— begin Material provided —
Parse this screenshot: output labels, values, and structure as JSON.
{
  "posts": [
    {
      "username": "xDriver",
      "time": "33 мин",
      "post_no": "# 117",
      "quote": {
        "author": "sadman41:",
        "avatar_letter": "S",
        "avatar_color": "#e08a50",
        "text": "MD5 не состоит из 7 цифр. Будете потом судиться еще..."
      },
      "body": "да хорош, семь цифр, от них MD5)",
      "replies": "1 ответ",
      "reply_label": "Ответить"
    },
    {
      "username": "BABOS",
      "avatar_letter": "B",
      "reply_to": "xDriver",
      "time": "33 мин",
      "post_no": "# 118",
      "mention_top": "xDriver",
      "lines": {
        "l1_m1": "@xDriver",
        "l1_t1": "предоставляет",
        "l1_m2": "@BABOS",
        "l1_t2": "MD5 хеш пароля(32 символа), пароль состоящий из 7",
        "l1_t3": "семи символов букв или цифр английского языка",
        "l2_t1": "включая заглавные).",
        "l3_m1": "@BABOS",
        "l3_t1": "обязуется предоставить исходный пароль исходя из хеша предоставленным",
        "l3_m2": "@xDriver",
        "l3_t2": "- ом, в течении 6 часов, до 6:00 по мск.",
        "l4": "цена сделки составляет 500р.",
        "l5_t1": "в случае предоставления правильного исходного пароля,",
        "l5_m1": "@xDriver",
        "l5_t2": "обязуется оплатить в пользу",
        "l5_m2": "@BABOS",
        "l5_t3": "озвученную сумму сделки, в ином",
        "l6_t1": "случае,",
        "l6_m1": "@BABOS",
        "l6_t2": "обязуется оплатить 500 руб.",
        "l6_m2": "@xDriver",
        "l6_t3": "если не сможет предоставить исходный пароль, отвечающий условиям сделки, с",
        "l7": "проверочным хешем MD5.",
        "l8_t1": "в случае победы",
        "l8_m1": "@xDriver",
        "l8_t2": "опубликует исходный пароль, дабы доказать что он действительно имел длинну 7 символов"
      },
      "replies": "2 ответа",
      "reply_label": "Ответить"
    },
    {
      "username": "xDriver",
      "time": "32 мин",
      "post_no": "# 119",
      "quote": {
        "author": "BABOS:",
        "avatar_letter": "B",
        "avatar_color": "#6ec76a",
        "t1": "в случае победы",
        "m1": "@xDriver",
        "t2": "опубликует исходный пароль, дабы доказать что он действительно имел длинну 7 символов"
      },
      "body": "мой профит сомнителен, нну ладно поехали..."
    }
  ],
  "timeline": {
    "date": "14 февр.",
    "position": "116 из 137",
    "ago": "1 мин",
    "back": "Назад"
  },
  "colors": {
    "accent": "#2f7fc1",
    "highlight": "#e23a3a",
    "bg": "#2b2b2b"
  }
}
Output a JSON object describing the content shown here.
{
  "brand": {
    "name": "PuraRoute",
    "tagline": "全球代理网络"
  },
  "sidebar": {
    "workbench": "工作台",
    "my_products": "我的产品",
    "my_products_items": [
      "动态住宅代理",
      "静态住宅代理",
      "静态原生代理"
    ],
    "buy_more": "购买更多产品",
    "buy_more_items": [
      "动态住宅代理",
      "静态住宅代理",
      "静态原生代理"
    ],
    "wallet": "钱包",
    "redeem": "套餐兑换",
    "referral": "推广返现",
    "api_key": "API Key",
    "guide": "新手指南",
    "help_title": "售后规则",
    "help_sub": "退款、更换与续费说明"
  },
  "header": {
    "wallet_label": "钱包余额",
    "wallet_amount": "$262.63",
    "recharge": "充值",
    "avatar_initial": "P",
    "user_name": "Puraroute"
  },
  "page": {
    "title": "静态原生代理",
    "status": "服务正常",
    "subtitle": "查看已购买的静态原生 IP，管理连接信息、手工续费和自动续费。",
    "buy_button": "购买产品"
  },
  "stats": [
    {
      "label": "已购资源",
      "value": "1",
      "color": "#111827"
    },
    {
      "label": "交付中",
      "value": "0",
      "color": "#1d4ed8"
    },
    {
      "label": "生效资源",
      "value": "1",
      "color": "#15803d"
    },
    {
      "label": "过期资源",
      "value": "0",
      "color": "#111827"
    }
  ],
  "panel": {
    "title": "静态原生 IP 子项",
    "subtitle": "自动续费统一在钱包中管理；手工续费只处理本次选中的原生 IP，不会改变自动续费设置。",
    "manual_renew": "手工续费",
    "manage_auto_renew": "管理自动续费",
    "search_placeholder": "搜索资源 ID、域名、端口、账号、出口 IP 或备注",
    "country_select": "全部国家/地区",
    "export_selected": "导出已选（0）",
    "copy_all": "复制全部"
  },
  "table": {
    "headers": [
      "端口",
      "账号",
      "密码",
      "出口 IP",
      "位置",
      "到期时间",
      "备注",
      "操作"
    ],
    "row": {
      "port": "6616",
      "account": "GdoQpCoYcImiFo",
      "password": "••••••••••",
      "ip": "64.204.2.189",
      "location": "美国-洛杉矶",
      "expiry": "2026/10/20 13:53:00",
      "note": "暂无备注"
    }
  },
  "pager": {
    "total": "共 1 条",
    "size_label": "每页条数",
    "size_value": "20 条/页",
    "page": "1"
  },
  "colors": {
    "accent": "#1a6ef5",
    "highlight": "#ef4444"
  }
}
— end Material provided —
→ **Written exercise**
Return, from the data, each line that has the word "BABOS" in it.

→ **Written reply**
      "username": "BABOS",
        "l1_m2": "@BABOS",
        "l3_m1": "@BABOS",
        "l5_m2": "@BABOS",
        "l6_m1": "@BABOS",
        "author": "BABOS:",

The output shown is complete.